• [EXERCISE DIRECTIONS] Give the data below again exactly as written, without its pictures.

• [Records contained in a dataset]
****************************************

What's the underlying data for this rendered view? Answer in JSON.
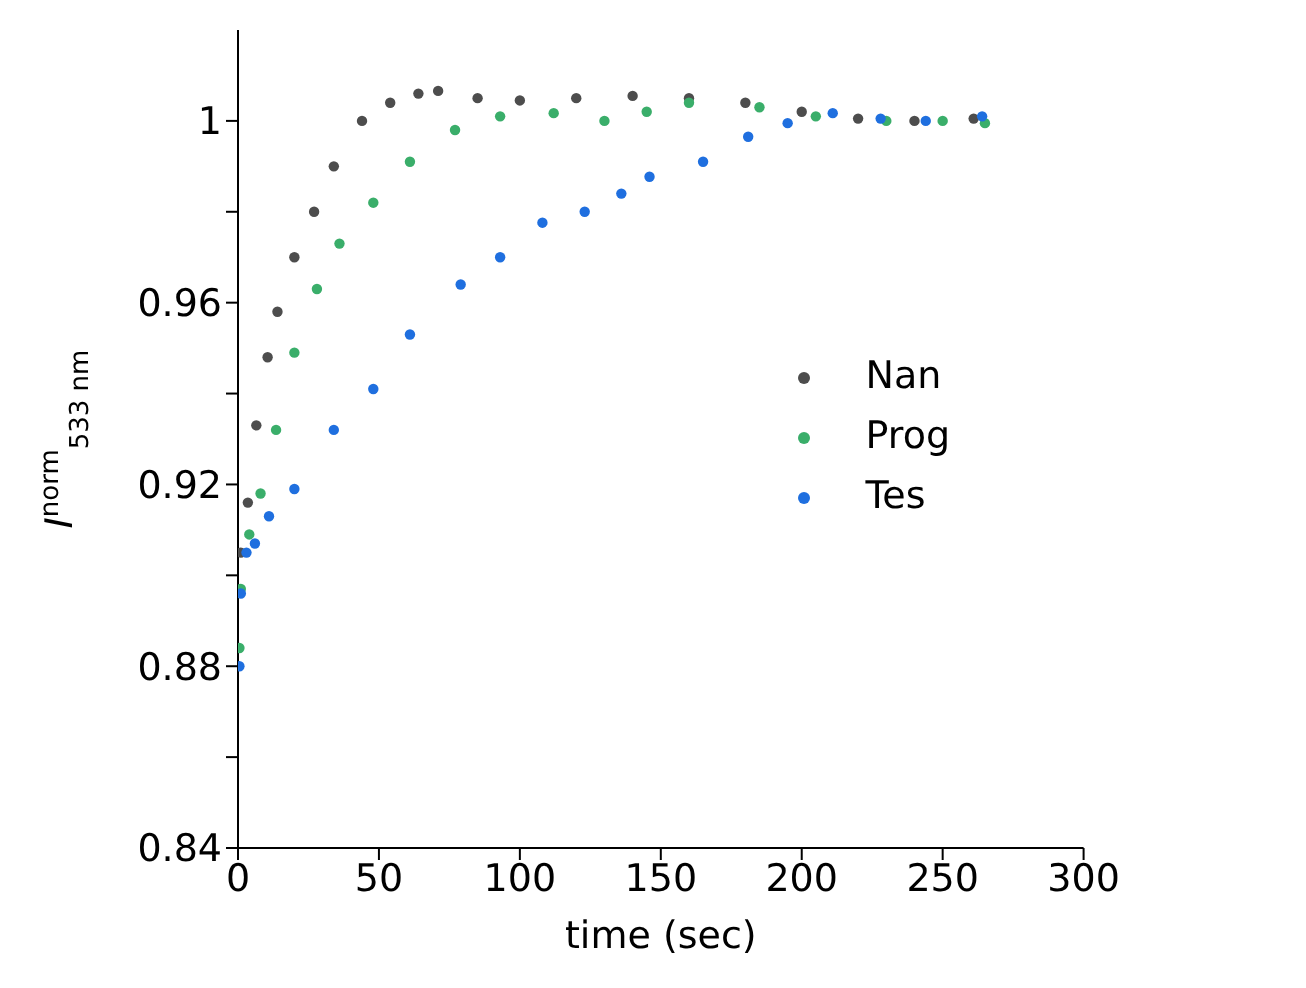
{
  "chart_data": {
    "type": "scatter",
    "xlabel": "time (sec)",
    "ylabel": "I$^{norm}$$_{533 nm}$",
    "xlim": [
      0,
      300
    ],
    "xticks": [
      0,
      50,
      100,
      150,
      200,
      250,
      300
    ],
    "ylim": [
      0.84,
      1.02
    ],
    "yticks": [
      0.84,
      {
        "value": 0.86,
        "label": null
      },
      0.88,
      {
        "value": 0.9,
        "label": null
      },
      0.92,
      {
        "value": 0.94,
        "label": null
      },
      0.96,
      {
        "value": 0.98,
        "label": null
      },
      1
    ],
    "grid": false,
    "legend": "right",
    "marker": "circle",
    "series": [
      {
        "name": "Nan",
        "color": "#4d4d4d",
        "x": [
          1,
          3.5,
          6.5,
          10.5,
          14,
          20,
          27,
          34,
          44,
          54,
          64,
          71,
          85,
          100,
          120,
          140,
          160,
          180,
          200,
          220,
          240,
          261
        ],
        "values": [
          0.905,
          0.916,
          0.933,
          0.948,
          0.958,
          0.97,
          0.98,
          0.99,
          1,
          1.004,
          1.006,
          1.0066,
          1.005,
          1.0045,
          1.005,
          1.0055,
          1.005,
          1.004,
          1.002,
          1.0005,
          1,
          1.0005
        ]
      },
      {
        "name": "Prog",
        "color": "#3aae6a",
        "x": [
          0.5,
          1,
          4,
          8,
          13.5,
          20,
          28,
          36,
          48,
          61,
          77,
          93,
          112,
          130,
          145,
          160,
          185,
          205,
          230,
          250,
          265
        ],
        "values": [
          0.884,
          0.897,
          0.909,
          0.918,
          0.932,
          0.949,
          0.963,
          0.973,
          0.982,
          0.991,
          0.998,
          1.001,
          1.0017,
          1,
          1.002,
          1.004,
          1.003,
          1.001,
          1,
          1,
          0.9995
        ]
      },
      {
        "name": "Tes",
        "color": "#1f6fdf",
        "x": [
          0.5,
          1,
          3,
          6,
          11,
          20,
          34,
          48,
          61,
          79,
          93,
          108,
          123,
          136,
          146,
          165,
          181,
          195,
          211,
          228,
          244,
          264
        ],
        "values": [
          0.88,
          0.896,
          0.905,
          0.907,
          0.913,
          0.919,
          0.932,
          0.941,
          0.953,
          0.964,
          0.97,
          0.9776,
          0.98,
          0.984,
          0.9877,
          0.991,
          0.9965,
          0.9995,
          1.0017,
          1.0005,
          1,
          1.001
        ]
      }
    ]
  }
}
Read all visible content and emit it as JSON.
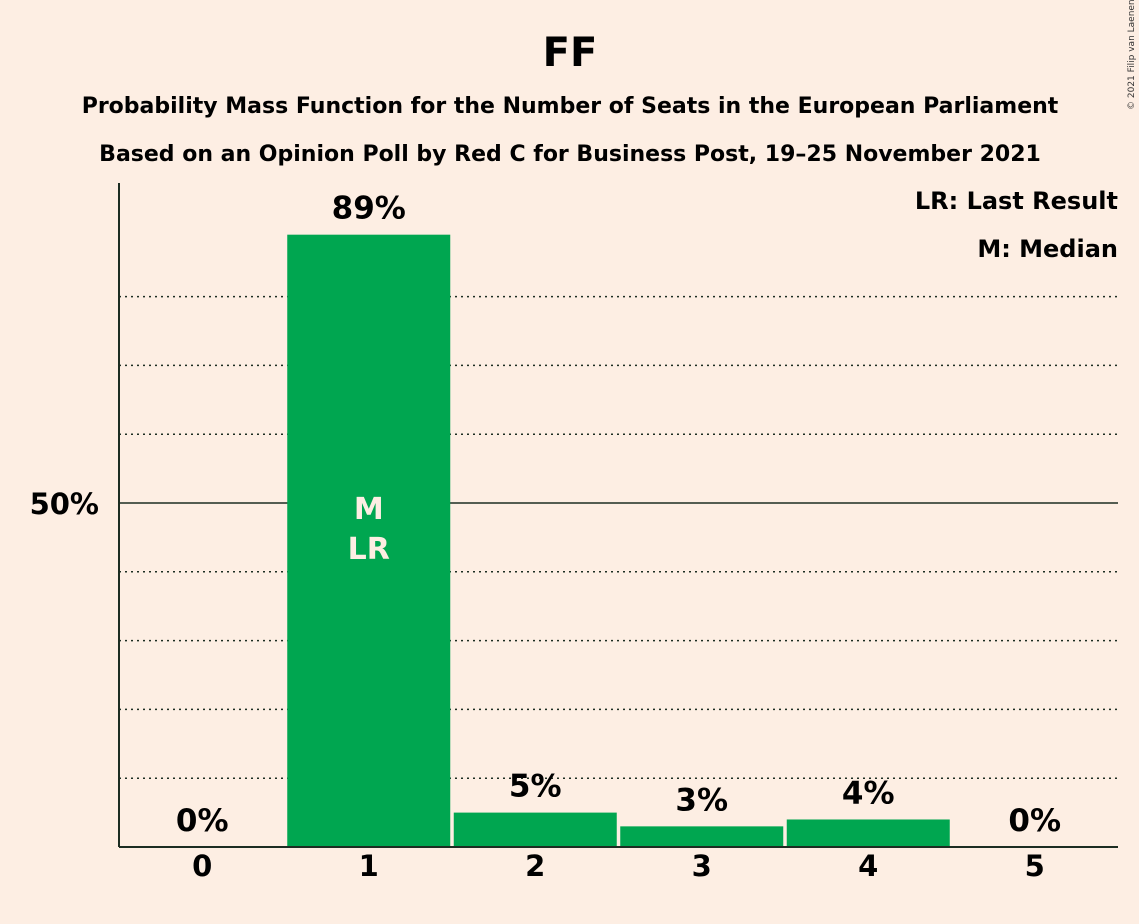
{
  "chart_data": {
    "type": "bar",
    "title": "FF",
    "subtitle_line1": "Probability Mass Function for the Number of Seats in the European Parliament",
    "subtitle_line2": "Based on an Opinion Poll by Red C for Business Post, 19–25 November 2021",
    "categories": [
      "0",
      "1",
      "2",
      "3",
      "4",
      "5"
    ],
    "values": [
      0,
      89,
      5,
      3,
      4,
      0
    ],
    "value_labels": [
      "0%",
      "89%",
      "5%",
      "3%",
      "4%",
      "0%"
    ],
    "ylim": [
      0,
      100
    ],
    "y_ticks": [
      {
        "value": 50,
        "label": "50%"
      }
    ],
    "grid_values": [
      10,
      20,
      30,
      40,
      60,
      70,
      80
    ],
    "median_seat_index": 1,
    "last_result_seat_index": 1,
    "median_marker": "M",
    "last_result_marker": "LR",
    "legend": [
      "LR: Last Result",
      "M: Median"
    ],
    "legend_position": "top-right",
    "bar_color": "#00a650",
    "copyright": "© 2021 Filip van Laenen"
  }
}
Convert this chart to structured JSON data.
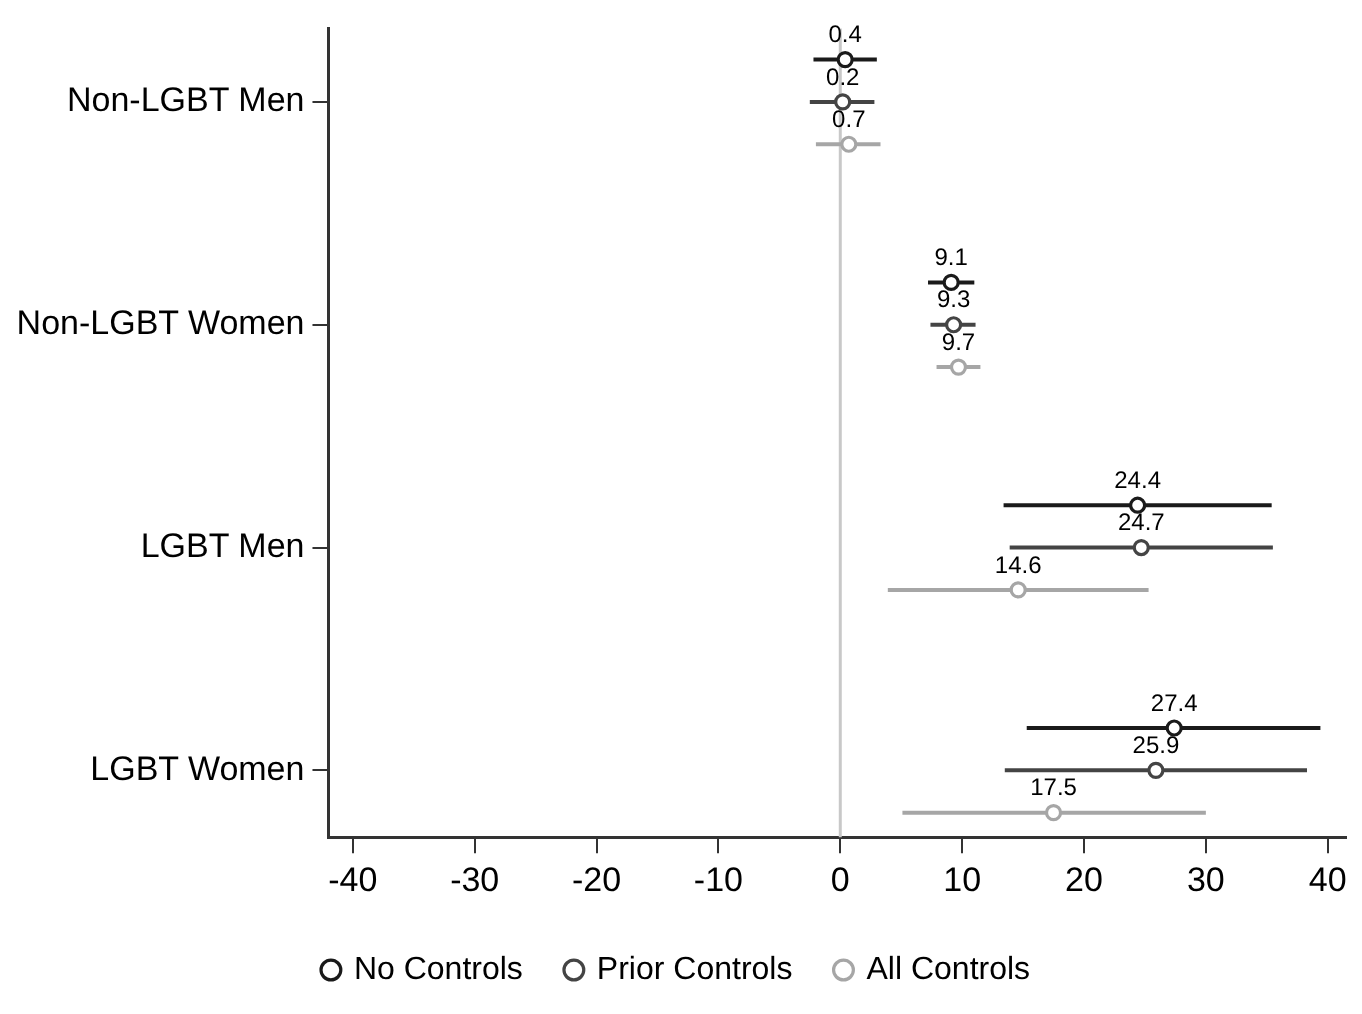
{
  "chart_data": {
    "type": "scatter",
    "orientation": "horizontal",
    "categories": [
      "Non-LGBT Men",
      "Non-LGBT Women",
      "LGBT Men",
      "LGBT Women"
    ],
    "series": [
      {
        "name": "No Controls",
        "color": "#1a1a1a",
        "values": [
          0.4,
          9.1,
          24.4,
          27.4
        ],
        "errors": [
          [
            -2.2,
            3.0
          ],
          [
            7.2,
            11.0
          ],
          [
            13.4,
            35.4
          ],
          [
            15.3,
            39.4
          ]
        ]
      },
      {
        "name": "Prior Controls",
        "color": "#444444",
        "values": [
          0.2,
          9.3,
          24.7,
          25.9
        ],
        "errors": [
          [
            -2.5,
            2.8
          ],
          [
            7.4,
            11.1
          ],
          [
            13.9,
            35.5
          ],
          [
            13.5,
            38.3
          ]
        ]
      },
      {
        "name": "All Controls",
        "color": "#a6a6a6",
        "values": [
          0.7,
          9.7,
          14.6,
          17.5
        ],
        "errors": [
          [
            -2.0,
            3.3
          ],
          [
            7.9,
            11.5
          ],
          [
            3.9,
            25.3
          ],
          [
            5.1,
            30.0
          ]
        ]
      }
    ],
    "xlim": [
      -42,
      41.5
    ],
    "xticks": [
      -40,
      -30,
      -20,
      -10,
      0,
      10,
      20,
      30,
      40
    ],
    "ref_lines": [
      {
        "axis": "x",
        "value": 0,
        "color": "#c8c8c8"
      }
    ],
    "data_labels": true,
    "grid": false,
    "legend": "bottom",
    "marker": "circle"
  }
}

****************************************

• [FULL OUTPUT]
What's the underlying data for this rendered view? Answer in JSON.
{
  "chart_data": {
    "type": "scatter",
    "xlabel": "time (sec)",
    "ylabel": "I$^{norm}$$_{533 nm}$",
    "xlim": [
      0,
      300
    ],
    "xticks": [
      0,
      50,
      100,
      150,
      200,
      250,
      300
    ],
    "ylim": [
      0.84,
      1.02
    ],
    "yticks": [
      0.84,
      {
        "value": 0.86,
        "label": null
      },
      0.88,
      {
        "value": 0.9,
        "label": null
      },
      0.92,
      {
        "value": 0.94,
        "label": null
      },
      0.96,
      {
        "value": 0.98,
        "label": null
      },
      1
    ],
    "grid": false,
    "legend": "right",
    "marker": "circle",
    "series": [
      {
        "name": "Nan",
        "color": "#4d4d4d",
        "x": [
          1,
          3.5,
          6.5,
          10.5,
          14,
          20,
          27,
          34,
          44,
          54,
          64,
          71,
          85,
          100,
          120,
          140,
          160,
          180,
          200,
          220,
          240,
          261
        ],
        "values": [
          0.905,
          0.916,
          0.933,
          0.948,
          0.958,
          0.97,
          0.98,
          0.99,
          1,
          1.004,
          1.006,
          1.0066,
          1.005,
          1.0045,
          1.005,
          1.0055,
          1.005,
          1.004,
          1.002,
          1.0005,
          1,
          1.0005
        ]
      },
      {
        "name": "Prog",
        "color": "#3aae6a",
        "x": [
          0.5,
          1,
          4,
          8,
          13.5,
          20,
          28,
          36,
          48,
          61,
          77,
          93,
          112,
          130,
          145,
          160,
          185,
          205,
          230,
          250,
          265
        ],
        "values": [
          0.884,
          0.897,
          0.909,
          0.918,
          0.932,
          0.949,
          0.963,
          0.973,
          0.982,
          0.991,
          0.998,
          1.001,
          1.0017,
          1,
          1.002,
          1.004,
          1.003,
          1.001,
          1,
          1,
          0.9995
        ]
      },
      {
        "name": "Tes",
        "color": "#1f6fdf",
        "x": [
          0.5,
          1,
          3,
          6,
          11,
          20,
          34,
          48,
          61,
          79,
          93,
          108,
          123,
          136,
          146,
          165,
          181,
          195,
          211,
          228,
          244,
          264
        ],
        "values": [
          0.88,
          0.896,
          0.905,
          0.907,
          0.913,
          0.919,
          0.932,
          0.941,
          0.953,
          0.964,
          0.97,
          0.9776,
          0.98,
          0.984,
          0.9877,
          0.991,
          0.9965,
          0.9995,
          1.0017,
          1.0005,
          1,
          1.001
        ]
      }
    ]
  }
}
Read all visible content and emit it as JSON.
{
  "chart_data": {
    "type": "bar",
    "title": "FF",
    "subtitle_line1": "Probability Mass Function for the Number of Seats in the European Parliament",
    "subtitle_line2": "Based on an Opinion Poll by Red C for Business Post, 19–25 November 2021",
    "categories": [
      "0",
      "1",
      "2",
      "3",
      "4",
      "5"
    ],
    "values": [
      0,
      89,
      5,
      3,
      4,
      0
    ],
    "value_labels": [
      "0%",
      "89%",
      "5%",
      "3%",
      "4%",
      "0%"
    ],
    "ylim": [
      0,
      100
    ],
    "y_ticks": [
      {
        "value": 50,
        "label": "50%"
      }
    ],
    "grid_values": [
      10,
      20,
      30,
      40,
      60,
      70,
      80
    ],
    "median_seat_index": 1,
    "last_result_seat_index": 1,
    "median_marker": "M",
    "last_result_marker": "LR",
    "legend": [
      "LR: Last Result",
      "M: Median"
    ],
    "legend_position": "top-right",
    "bar_color": "#00a650",
    "copyright": "© 2021 Filip van Laenen"
  }
}
Convert this chart to structured JSON data.
{
  "chart_data": {
    "type": "scatter",
    "orientation": "horizontal",
    "categories": [
      "Non-LGBT Men",
      "Non-LGBT Women",
      "LGBT Men",
      "LGBT Women"
    ],
    "series": [
      {
        "name": "No Controls",
        "color": "#1a1a1a",
        "values": [
          0.4,
          9.1,
          24.4,
          27.4
        ],
        "errors": [
          [
            -2.2,
            3.0
          ],
          [
            7.2,
            11.0
          ],
          [
            13.4,
            35.4
          ],
          [
            15.3,
            39.4
          ]
        ]
      },
      {
        "name": "Prior Controls",
        "color": "#444444",
        "values": [
          0.2,
          9.3,
          24.7,
          25.9
        ],
        "errors": [
          [
            -2.5,
            2.8
          ],
          [
            7.4,
            11.1
          ],
          [
            13.9,
            35.5
          ],
          [
            13.5,
            38.3
          ]
        ]
      },
      {
        "name": "All Controls",
        "color": "#a6a6a6",
        "values": [
          0.7,
          9.7,
          14.6,
          17.5
        ],
        "errors": [
          [
            -2.0,
            3.3
          ],
          [
            7.9,
            11.5
          ],
          [
            3.9,
            25.3
          ],
          [
            5.1,
            30.0
          ]
        ]
      }
    ],
    "xlim": [
      -42,
      41.5
    ],
    "xticks": [
      -40,
      -30,
      -20,
      -10,
      0,
      10,
      20,
      30,
      40
    ],
    "ref_lines": [
      {
        "axis": "x",
        "value": 0,
        "color": "#c8c8c8"
      }
    ],
    "data_labels": true,
    "grid": false,
    "legend": "bottom",
    "marker": "circle"
  }
}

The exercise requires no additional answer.